STATED GOAL: In the listing below, locate the line containing "Type out the text in this image."; reproduce that line and all lines that follow it, unchanged.

DATASET EXCERPTS:
========

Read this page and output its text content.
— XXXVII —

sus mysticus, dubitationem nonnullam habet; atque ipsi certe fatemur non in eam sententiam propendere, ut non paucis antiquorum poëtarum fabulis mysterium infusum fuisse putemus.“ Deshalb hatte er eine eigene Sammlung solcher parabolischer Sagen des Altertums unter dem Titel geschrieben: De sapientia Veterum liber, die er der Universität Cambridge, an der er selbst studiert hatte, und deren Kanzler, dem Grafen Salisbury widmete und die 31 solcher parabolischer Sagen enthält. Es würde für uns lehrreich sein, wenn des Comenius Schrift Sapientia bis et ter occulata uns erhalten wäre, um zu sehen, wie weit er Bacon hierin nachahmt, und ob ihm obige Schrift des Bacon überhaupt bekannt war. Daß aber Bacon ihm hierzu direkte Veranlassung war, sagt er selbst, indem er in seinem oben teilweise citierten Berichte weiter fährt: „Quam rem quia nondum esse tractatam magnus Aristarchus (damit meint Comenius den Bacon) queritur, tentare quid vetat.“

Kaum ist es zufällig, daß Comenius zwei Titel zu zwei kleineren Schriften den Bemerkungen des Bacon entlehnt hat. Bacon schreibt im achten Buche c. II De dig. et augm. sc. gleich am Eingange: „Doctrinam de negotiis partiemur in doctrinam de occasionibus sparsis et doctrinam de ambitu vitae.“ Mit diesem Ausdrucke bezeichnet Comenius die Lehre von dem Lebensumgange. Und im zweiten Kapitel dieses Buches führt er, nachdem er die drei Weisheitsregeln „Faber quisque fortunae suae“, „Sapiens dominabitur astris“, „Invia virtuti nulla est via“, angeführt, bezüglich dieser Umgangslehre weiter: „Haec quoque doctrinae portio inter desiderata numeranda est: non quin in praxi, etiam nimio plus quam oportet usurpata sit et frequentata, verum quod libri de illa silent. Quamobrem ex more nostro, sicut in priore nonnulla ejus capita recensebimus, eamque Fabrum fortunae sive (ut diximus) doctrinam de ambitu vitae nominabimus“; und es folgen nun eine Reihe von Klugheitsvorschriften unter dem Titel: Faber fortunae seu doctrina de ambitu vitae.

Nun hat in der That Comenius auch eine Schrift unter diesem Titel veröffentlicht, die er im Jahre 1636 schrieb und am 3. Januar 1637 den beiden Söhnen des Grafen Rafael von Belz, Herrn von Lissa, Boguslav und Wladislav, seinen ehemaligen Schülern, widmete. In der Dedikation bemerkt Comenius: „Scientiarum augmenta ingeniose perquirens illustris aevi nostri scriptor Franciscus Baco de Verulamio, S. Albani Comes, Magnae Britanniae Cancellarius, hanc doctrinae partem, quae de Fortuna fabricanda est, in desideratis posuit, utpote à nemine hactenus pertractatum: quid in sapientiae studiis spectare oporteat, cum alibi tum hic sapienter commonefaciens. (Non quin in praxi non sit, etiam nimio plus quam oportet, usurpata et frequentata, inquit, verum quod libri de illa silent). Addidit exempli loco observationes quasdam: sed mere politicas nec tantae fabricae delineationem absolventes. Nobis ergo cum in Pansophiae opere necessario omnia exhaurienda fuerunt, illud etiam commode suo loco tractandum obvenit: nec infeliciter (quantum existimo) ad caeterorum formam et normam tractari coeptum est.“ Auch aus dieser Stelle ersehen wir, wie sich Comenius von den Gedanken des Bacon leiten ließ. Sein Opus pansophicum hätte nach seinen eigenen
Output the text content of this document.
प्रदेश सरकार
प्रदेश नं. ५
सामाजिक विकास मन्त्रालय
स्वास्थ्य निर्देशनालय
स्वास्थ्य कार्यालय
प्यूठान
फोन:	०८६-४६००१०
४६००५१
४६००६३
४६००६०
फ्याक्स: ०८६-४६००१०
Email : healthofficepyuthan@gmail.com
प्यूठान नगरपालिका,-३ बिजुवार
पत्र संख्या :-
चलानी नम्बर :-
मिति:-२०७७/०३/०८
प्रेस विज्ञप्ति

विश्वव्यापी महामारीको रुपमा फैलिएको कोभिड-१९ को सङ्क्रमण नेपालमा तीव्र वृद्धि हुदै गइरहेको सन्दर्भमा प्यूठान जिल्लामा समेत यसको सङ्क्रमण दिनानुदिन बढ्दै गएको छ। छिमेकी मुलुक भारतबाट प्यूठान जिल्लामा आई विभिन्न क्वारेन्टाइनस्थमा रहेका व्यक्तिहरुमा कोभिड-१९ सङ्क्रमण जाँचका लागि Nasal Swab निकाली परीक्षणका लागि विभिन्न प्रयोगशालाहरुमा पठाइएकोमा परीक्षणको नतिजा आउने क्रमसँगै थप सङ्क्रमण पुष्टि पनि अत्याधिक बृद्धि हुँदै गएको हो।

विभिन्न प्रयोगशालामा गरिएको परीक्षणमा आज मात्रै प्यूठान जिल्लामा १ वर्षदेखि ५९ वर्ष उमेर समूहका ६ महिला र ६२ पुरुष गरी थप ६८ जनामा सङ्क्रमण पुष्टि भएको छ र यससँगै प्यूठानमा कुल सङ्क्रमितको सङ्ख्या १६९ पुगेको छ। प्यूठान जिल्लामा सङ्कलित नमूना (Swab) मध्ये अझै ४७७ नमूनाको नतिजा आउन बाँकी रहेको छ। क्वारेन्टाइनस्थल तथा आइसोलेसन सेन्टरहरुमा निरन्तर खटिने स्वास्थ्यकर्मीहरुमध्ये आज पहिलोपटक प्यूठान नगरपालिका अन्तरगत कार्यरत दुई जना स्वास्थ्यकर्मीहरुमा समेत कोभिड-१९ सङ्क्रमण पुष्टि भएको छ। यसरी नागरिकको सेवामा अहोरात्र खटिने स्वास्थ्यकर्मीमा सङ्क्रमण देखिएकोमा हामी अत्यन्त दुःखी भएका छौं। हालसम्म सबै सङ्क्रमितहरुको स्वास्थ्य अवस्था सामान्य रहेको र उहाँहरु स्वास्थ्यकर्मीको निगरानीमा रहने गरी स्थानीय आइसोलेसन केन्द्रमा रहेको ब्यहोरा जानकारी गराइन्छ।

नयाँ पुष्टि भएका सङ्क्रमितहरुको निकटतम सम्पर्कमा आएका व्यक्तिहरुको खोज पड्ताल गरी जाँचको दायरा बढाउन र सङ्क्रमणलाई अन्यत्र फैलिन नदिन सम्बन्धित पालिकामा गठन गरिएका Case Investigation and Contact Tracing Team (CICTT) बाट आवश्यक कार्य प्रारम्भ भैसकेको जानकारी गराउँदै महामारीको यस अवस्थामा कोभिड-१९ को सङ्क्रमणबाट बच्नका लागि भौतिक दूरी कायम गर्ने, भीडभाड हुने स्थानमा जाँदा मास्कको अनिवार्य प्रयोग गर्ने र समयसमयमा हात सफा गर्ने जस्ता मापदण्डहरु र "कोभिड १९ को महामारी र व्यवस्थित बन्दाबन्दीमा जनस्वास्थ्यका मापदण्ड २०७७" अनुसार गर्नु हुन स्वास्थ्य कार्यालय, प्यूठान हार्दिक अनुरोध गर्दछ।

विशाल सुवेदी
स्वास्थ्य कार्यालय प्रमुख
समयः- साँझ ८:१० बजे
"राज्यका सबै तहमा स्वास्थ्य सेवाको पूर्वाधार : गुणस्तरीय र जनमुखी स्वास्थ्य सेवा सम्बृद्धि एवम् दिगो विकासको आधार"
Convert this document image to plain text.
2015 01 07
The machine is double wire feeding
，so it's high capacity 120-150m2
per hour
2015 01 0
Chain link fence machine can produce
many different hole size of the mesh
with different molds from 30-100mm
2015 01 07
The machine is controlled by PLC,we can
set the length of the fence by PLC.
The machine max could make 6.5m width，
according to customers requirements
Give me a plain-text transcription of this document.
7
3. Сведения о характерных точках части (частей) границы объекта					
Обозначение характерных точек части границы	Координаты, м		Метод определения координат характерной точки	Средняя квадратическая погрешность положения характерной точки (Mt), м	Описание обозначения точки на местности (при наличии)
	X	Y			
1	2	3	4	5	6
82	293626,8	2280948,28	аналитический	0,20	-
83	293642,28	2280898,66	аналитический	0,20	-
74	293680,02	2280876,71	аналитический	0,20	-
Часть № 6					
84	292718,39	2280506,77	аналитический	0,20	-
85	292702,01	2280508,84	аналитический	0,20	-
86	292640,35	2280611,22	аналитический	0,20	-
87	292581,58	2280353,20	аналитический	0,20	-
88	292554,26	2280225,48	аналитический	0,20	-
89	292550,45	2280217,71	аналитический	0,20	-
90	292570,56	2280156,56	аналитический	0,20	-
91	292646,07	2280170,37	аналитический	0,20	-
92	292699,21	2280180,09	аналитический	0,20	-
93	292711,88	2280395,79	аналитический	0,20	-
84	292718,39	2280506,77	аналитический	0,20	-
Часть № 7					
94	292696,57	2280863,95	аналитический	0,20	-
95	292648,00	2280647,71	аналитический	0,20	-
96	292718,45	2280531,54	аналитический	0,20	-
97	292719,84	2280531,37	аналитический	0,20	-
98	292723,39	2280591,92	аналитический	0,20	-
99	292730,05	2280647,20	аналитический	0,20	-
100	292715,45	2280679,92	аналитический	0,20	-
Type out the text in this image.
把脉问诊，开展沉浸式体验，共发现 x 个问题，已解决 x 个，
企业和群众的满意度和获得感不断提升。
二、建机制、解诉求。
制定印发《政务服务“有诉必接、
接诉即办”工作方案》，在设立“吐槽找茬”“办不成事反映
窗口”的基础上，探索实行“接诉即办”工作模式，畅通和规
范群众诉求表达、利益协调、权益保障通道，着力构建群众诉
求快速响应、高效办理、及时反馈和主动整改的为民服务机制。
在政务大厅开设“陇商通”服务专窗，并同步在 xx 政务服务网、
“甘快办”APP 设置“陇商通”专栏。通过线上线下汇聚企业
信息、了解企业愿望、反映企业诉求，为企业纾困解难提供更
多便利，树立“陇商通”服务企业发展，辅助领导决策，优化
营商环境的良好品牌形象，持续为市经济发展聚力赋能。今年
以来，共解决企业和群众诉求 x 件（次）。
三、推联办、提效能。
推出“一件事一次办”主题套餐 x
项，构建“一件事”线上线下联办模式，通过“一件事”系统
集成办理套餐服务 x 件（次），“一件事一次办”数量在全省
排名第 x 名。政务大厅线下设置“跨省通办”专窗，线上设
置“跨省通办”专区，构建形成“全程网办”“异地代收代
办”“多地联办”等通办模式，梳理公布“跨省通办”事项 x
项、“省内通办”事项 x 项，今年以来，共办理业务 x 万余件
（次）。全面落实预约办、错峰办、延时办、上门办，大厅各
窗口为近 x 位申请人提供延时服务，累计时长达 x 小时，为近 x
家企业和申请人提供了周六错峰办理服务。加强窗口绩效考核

========

THE OUTPUT:
Type out the text in this image.
把脉问诊，开展沉浸式体验，共发现 x 个问题，已解决 x 个，
企业和群众的满意度和获得感不断提升。
二、建机制、解诉求。
制定印发《政务服务“有诉必接、
接诉即办”工作方案》，在设立“吐槽找茬”“办不成事反映
窗口”的基础上，探索实行“接诉即办”工作模式，畅通和规
范群众诉求表达、利益协调、权益保障通道，着力构建群众诉
求快速响应、高效办理、及时反馈和主动整改的为民服务机制。
在政务大厅开设“陇商通”服务专窗，并同步在 xx 政务服务网、
“甘快办”APP 设置“陇商通”专栏。通过线上线下汇聚企业
信息、了解企业愿望、反映企业诉求，为企业纾困解难提供更
多便利，树立“陇商通”服务企业发展，辅助领导决策，优化
营商环境的良好品牌形象，持续为市经济发展聚力赋能。今年
以来，共解决企业和群众诉求 x 件（次）。
三、推联办、提效能。
推出“一件事一次办”主题套餐 x
项，构建“一件事”线上线下联办模式，通过“一件事”系统
集成办理套餐服务 x 件（次），“一件事一次办”数量在全省
排名第 x 名。政务大厅线下设置“跨省通办”专窗，线上设
置“跨省通办”专区，构建形成“全程网办”“异地代收代
办”“多地联办”等通办模式，梳理公布“跨省通办”事项 x
项、“省内通办”事项 x 项，今年以来，共办理业务 x 万余件
（次）。全面落实预约办、错峰办、延时办、上门办，大厅各
窗口为近 x 位申请人提供延时服务，累计时长达 x 小时，为近 x
家企业和申请人提供了周六错峰办理服务。加强窗口绩效考核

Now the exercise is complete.